What the task requires => Print every entry exactly as written.

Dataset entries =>

>>>

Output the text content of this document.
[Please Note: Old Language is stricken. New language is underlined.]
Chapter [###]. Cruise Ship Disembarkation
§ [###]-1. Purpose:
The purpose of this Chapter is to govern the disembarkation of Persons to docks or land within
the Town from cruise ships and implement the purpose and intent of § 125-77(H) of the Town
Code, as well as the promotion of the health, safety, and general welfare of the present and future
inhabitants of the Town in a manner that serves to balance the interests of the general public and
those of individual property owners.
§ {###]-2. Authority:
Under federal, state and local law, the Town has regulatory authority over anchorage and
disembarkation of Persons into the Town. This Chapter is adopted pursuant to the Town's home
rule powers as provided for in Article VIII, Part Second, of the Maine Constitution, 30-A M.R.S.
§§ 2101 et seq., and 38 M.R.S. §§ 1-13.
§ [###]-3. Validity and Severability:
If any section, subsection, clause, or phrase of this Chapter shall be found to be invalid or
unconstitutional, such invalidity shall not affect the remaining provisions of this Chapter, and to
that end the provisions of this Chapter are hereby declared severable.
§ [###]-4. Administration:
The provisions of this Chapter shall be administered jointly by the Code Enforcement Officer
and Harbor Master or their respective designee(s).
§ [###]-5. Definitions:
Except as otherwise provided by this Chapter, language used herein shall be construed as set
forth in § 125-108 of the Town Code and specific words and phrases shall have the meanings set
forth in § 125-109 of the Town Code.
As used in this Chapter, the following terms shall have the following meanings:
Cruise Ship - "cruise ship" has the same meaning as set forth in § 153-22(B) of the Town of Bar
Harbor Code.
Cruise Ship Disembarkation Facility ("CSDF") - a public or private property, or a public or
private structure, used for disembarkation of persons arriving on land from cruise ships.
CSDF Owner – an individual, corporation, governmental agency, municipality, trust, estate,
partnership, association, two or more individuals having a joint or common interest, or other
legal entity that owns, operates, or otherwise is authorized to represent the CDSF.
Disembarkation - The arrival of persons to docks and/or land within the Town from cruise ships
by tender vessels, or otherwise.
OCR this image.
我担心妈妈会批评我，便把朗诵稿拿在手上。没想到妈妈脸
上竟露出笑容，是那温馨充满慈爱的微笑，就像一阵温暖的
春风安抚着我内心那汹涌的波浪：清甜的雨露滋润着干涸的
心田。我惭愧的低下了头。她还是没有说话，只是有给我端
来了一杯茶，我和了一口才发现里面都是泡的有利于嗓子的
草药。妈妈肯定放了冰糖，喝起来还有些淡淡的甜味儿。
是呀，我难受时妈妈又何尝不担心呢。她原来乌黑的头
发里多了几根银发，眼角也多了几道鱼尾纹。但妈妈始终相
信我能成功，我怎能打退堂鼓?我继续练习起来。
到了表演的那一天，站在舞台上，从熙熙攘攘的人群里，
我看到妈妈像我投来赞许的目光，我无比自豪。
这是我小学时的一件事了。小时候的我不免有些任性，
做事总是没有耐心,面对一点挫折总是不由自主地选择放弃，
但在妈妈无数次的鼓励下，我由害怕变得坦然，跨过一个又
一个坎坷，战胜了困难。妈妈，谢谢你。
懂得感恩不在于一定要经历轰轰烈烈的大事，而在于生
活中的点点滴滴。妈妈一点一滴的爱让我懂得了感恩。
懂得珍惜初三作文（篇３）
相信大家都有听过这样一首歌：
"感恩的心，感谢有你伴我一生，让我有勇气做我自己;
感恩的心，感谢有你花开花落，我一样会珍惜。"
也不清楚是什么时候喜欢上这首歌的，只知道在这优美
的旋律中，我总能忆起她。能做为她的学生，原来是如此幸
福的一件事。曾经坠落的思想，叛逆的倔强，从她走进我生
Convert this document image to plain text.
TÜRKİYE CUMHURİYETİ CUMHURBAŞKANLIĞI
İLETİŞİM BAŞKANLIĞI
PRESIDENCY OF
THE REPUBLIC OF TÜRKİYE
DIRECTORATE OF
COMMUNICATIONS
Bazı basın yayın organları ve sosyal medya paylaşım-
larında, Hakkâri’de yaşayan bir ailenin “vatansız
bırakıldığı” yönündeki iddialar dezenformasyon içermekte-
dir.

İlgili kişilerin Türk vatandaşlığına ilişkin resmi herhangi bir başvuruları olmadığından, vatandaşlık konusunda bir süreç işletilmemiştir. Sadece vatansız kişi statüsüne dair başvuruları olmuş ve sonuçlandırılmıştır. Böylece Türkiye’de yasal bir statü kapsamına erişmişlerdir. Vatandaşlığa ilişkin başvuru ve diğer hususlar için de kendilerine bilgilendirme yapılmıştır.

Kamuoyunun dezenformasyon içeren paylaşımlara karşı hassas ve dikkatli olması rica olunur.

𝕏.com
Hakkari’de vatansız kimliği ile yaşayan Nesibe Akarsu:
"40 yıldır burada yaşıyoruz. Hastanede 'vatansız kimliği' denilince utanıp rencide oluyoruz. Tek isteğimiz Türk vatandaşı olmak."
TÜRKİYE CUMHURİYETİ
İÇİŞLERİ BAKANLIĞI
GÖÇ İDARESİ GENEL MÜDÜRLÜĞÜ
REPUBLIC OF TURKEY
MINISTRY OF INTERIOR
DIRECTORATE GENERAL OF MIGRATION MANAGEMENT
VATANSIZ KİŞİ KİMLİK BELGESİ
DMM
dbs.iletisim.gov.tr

<<<

Problem solution =>
Output the text content of this document.
[Please Note: Old Language is stricken. New language is underlined.]
Chapter [###]. Cruise Ship Disembarkation
§ [###]-1. Purpose:
The purpose of this Chapter is to govern the disembarkation of Persons to docks or land within
the Town from cruise ships and implement the purpose and intent of § 125-77(H) of the Town
Code, as well as the promotion of the health, safety, and general welfare of the present and future
inhabitants of the Town in a manner that serves to balance the interests of the general public and
those of individual property owners.
§ {###]-2. Authority:
Under federal, state and local law, the Town has regulatory authority over anchorage and
disembarkation of Persons into the Town. This Chapter is adopted pursuant to the Town's home
rule powers as provided for in Article VIII, Part Second, of the Maine Constitution, 30-A M.R.S.
§§ 2101 et seq., and 38 M.R.S. §§ 1-13.
§ [###]-3. Validity and Severability:
If any section, subsection, clause, or phrase of this Chapter shall be found to be invalid or
unconstitutional, such invalidity shall not affect the remaining provisions of this Chapter, and to
that end the provisions of this Chapter are hereby declared severable.
§ [###]-4. Administration:
The provisions of this Chapter shall be administered jointly by the Code Enforcement Officer
and Harbor Master or their respective designee(s).
§ [###]-5. Definitions:
Except as otherwise provided by this Chapter, language used herein shall be construed as set
forth in § 125-108 of the Town Code and specific words and phrases shall have the meanings set
forth in § 125-109 of the Town Code.
As used in this Chapter, the following terms shall have the following meanings:
Cruise Ship - "cruise ship" has the same meaning as set forth in § 153-22(B) of the Town of Bar
Harbor Code.
Cruise Ship Disembarkation Facility ("CSDF") - a public or private property, or a public or
private structure, used for disembarkation of persons arriving on land from cruise ships.
CSDF Owner – an individual, corporation, governmental agency, municipality, trust, estate,
partnership, association, two or more individuals having a joint or common interest, or other
legal entity that owns, operates, or otherwise is authorized to represent the CDSF.
Disembarkation - The arrival of persons to docks and/or land within the Town from cruise ships
by tender vessels, or otherwise.
OCR this image.
我担心妈妈会批评我，便把朗诵稿拿在手上。没想到妈妈脸
上竟露出笑容，是那温馨充满慈爱的微笑，就像一阵温暖的
春风安抚着我内心那汹涌的波浪：清甜的雨露滋润着干涸的
心田。我惭愧的低下了头。她还是没有说话，只是有给我端
来了一杯茶，我和了一口才发现里面都是泡的有利于嗓子的
草药。妈妈肯定放了冰糖，喝起来还有些淡淡的甜味儿。
是呀，我难受时妈妈又何尝不担心呢。她原来乌黑的头
发里多了几根银发，眼角也多了几道鱼尾纹。但妈妈始终相
信我能成功，我怎能打退堂鼓?我继续练习起来。
到了表演的那一天，站在舞台上，从熙熙攘攘的人群里，
我看到妈妈像我投来赞许的目光，我无比自豪。
这是我小学时的一件事了。小时候的我不免有些任性，
做事总是没有耐心,面对一点挫折总是不由自主地选择放弃，
但在妈妈无数次的鼓励下，我由害怕变得坦然，跨过一个又
一个坎坷，战胜了困难。妈妈，谢谢你。
懂得感恩不在于一定要经历轰轰烈烈的大事，而在于生
活中的点点滴滴。妈妈一点一滴的爱让我懂得了感恩。
懂得珍惜初三作文（篇３）
相信大家都有听过这样一首歌：
"感恩的心，感谢有你伴我一生，让我有勇气做我自己;
感恩的心，感谢有你花开花落，我一样会珍惜。"
也不清楚是什么时候喜欢上这首歌的，只知道在这优美
的旋律中，我总能忆起她。能做为她的学生，原来是如此幸
福的一件事。曾经坠落的思想，叛逆的倔强，从她走进我生
Convert this document image to plain text.
TÜRKİYE CUMHURİYETİ CUMHURBAŞKANLIĞI
İLETİŞİM BAŞKANLIĞI
PRESIDENCY OF
THE REPUBLIC OF TÜRKİYE
DIRECTORATE OF
COMMUNICATIONS
Bazı basın yayın organları ve sosyal medya paylaşım-
larında, Hakkâri’de yaşayan bir ailenin “vatansız
bırakıldığı” yönündeki iddialar dezenformasyon içermekte-
dir.

İlgili kişilerin Türk vatandaşlığına ilişkin resmi herhangi bir başvuruları olmadığından, vatandaşlık konusunda bir süreç işletilmemiştir. Sadece vatansız kişi statüsüne dair başvuruları olmuş ve sonuçlandırılmıştır. Böylece Türkiye’de yasal bir statü kapsamına erişmişlerdir. Vatandaşlığa ilişkin başvuru ve diğer hususlar için de kendilerine bilgilendirme yapılmıştır.

Kamuoyunun dezenformasyon içeren paylaşımlara karşı hassas ve dikkatli olması rica olunur.

𝕏.com
Hakkari’de vatansız kimliği ile yaşayan Nesibe Akarsu:
"40 yıldır burada yaşıyoruz. Hastanede 'vatansız kimliği' denilince utanıp rencide oluyoruz. Tek isteğimiz Türk vatandaşı olmak."
TÜRKİYE CUMHURİYETİ
İÇİŞLERİ BAKANLIĞI
GÖÇ İDARESİ GENEL MÜDÜRLÜĞÜ
REPUBLIC OF TURKEY
MINISTRY OF INTERIOR
DIRECTORATE GENERAL OF MIGRATION MANAGEMENT
VATANSIZ KİŞİ KİMLİK BELGESİ
DMM
dbs.iletisim.gov.tr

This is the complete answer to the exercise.